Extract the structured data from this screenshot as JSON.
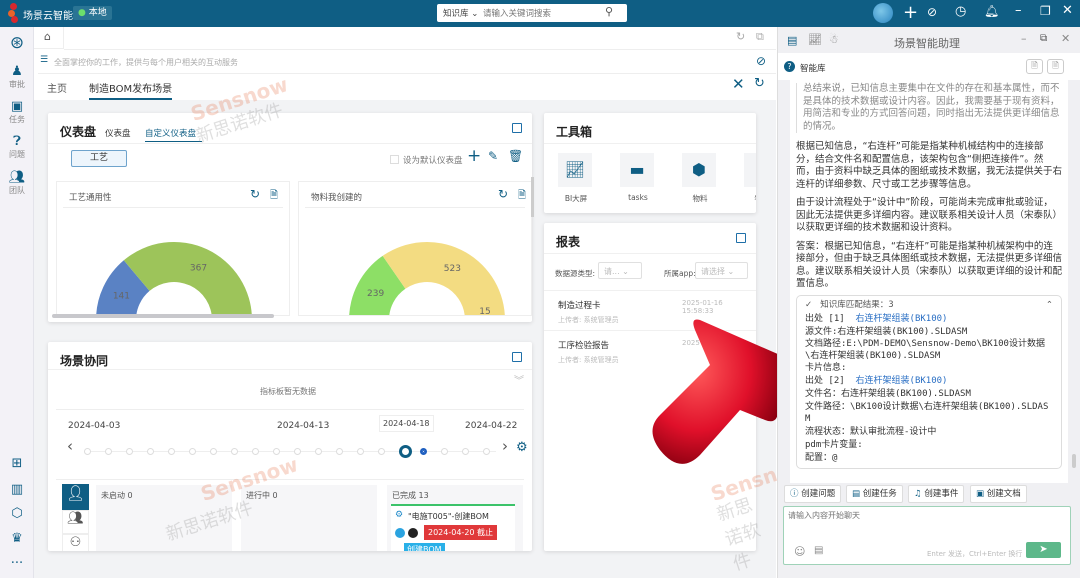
{
  "app": {
    "title": "场景云智能",
    "location": "本地",
    "search_scope": "知识库",
    "search_placeholder": "请输入关键词搜索"
  },
  "sidebar": {
    "items": [
      {
        "label": "审批",
        "icon": "stamp-icon"
      },
      {
        "label": "任务",
        "icon": "clipboard-icon"
      },
      {
        "label": "问题",
        "icon": "question-icon"
      },
      {
        "label": "团队",
        "icon": "team-icon"
      }
    ]
  },
  "main": {
    "notice": "全面掌控你的工作，提供与每个用户相关的互动服务",
    "tabs": [
      {
        "label": "主页",
        "active": false
      },
      {
        "label": "制造BOM发布场景",
        "active": true
      }
    ],
    "dashboard": {
      "title": "仪表盘",
      "tabs": [
        "仪表盘",
        "自定义仪表盘"
      ],
      "active_tab": 1,
      "filter": "工艺",
      "default_label": "设为默认仪表盘",
      "charts": [
        {
          "title": "工艺通用性",
          "slices": [
            {
              "value": 141,
              "color": "#5a82c4"
            },
            {
              "value": 367,
              "color": "#9dc45a"
            }
          ]
        },
        {
          "title": "物料我创建的",
          "slices": [
            {
              "value": 239,
              "color": "#8ddf66"
            },
            {
              "value": 523,
              "color": "#f3dc82"
            },
            {
              "value": 15,
              "color": "#ee6677"
            }
          ]
        }
      ]
    },
    "toolbox": {
      "title": "工具箱",
      "items": [
        {
          "label": "BI大屏",
          "icon": "bi-chart-icon"
        },
        {
          "label": "tasks",
          "icon": "calendar-icon"
        },
        {
          "label": "物料",
          "icon": "cubes-icon"
        },
        {
          "label": "物料",
          "icon": "document-icon"
        }
      ]
    },
    "report": {
      "title": "报表",
      "filter1_label": "数据源类型:",
      "filter1_value": "请...",
      "filter2_label": "所属app:",
      "filter2_value": "请选择",
      "items": [
        {
          "name": "制造过程卡",
          "time": "2025-01-16 15:58:33",
          "uploader": "上传者: 系统管理员"
        },
        {
          "name": "工序检验报告",
          "time": "2025",
          "uploader": "上传者: 系统管理员"
        }
      ]
    },
    "collab": {
      "title": "场景协同",
      "empty": "指标板暂无数据",
      "dates": [
        "2024-04-03",
        "2024-04-13",
        "2024-04-22"
      ],
      "tooltip_date": "2024-04-18",
      "columns": [
        {
          "label": "未启动 0"
        },
        {
          "label": "进行中 0"
        },
        {
          "label": "已完成 13"
        }
      ],
      "task": {
        "title": "\"电施T005\"-创建BOM",
        "deadline": "2024-04-20 截止",
        "tag": "创建BOM"
      }
    }
  },
  "assistant": {
    "title": "场景智能助理",
    "library": "智能库",
    "thinking": "总结来说，已知信息主要集中在文件的存在和基本属性，而不是具体的技术数据或设计内容。因此，我需要基于现有资料，用简洁和专业的方式回答问题，同时指出无法提供更详细信息的情况。",
    "paragraphs": [
      "根据已知信息，“右连杆”可能是指某种机械结构中的连接部分，结合文件名和配置信息，该架构包含“侧把连接件”。然而，由于资料中缺乏具体的图纸或技术数据，我无法提供关于右连杆的详细参数、尺寸或工艺步骤等信息。",
      "由于设计流程处于“设计中”阶段，可能尚未完成审批或验证，因此无法提供更多详细内容。建议联系相关设计人员（宋泰队）以获取更详细的技术数据和设计资料。",
      "答案：根据已知信息，“右连杆”可能是指某种机械架构中的连接部分，但由于缺乏具体图纸或技术数据，无法提供更多详细信息。建议联系相关设计人员（宋泰队）以获取更详细的设计和配置信息。"
    ],
    "kb_header": "知识库匹配结果：3",
    "src1_label": "出处 [1]",
    "src1_link": "右连杆架组装(BK100)",
    "src1_lines": [
      "源文件:右连杆架组装(BK100).SLDASM",
      "文档路径:E:\\PDM-DEMO\\Sensnow-Demo\\BK100设计数据\\右连杆架组装(BK100).SLDASM",
      "卡片信息:"
    ],
    "src2_label": "出处 [2]",
    "src2_link": "右连杆架组装(BK100)",
    "src2_lines": [
      "文件名：右连杆架组装(BK100).SLDASM",
      "文件路径：\\BK100设计数据\\右连杆架组装(BK100).SLDASM",
      "流程状态：默认审批流程-设计中",
      "pdm卡片变量:",
      "配置：@"
    ],
    "actions": [
      "创建问题",
      "创建任务",
      "创建事件",
      "创建文档"
    ],
    "input_placeholder": "请输入内容开始聊天",
    "hint": "Enter 发送，Ctrl+Enter 换行"
  },
  "watermark": {
    "brand": "Sensnow",
    "cn": "新思诺软件"
  },
  "colors": {
    "primary": "#0f5e84",
    "send": "#5db88a",
    "deadline": "#e0383a",
    "done_border": "#3cc36a"
  }
}
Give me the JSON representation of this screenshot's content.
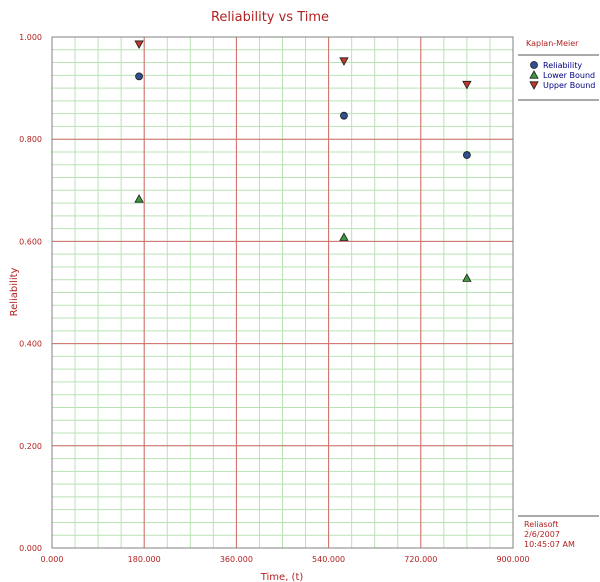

-=-=-

Look through the listing above and count the lines where the string "建议联系相关设计人员" appears. Report the number only.

PROBLEM SOLUTION -
2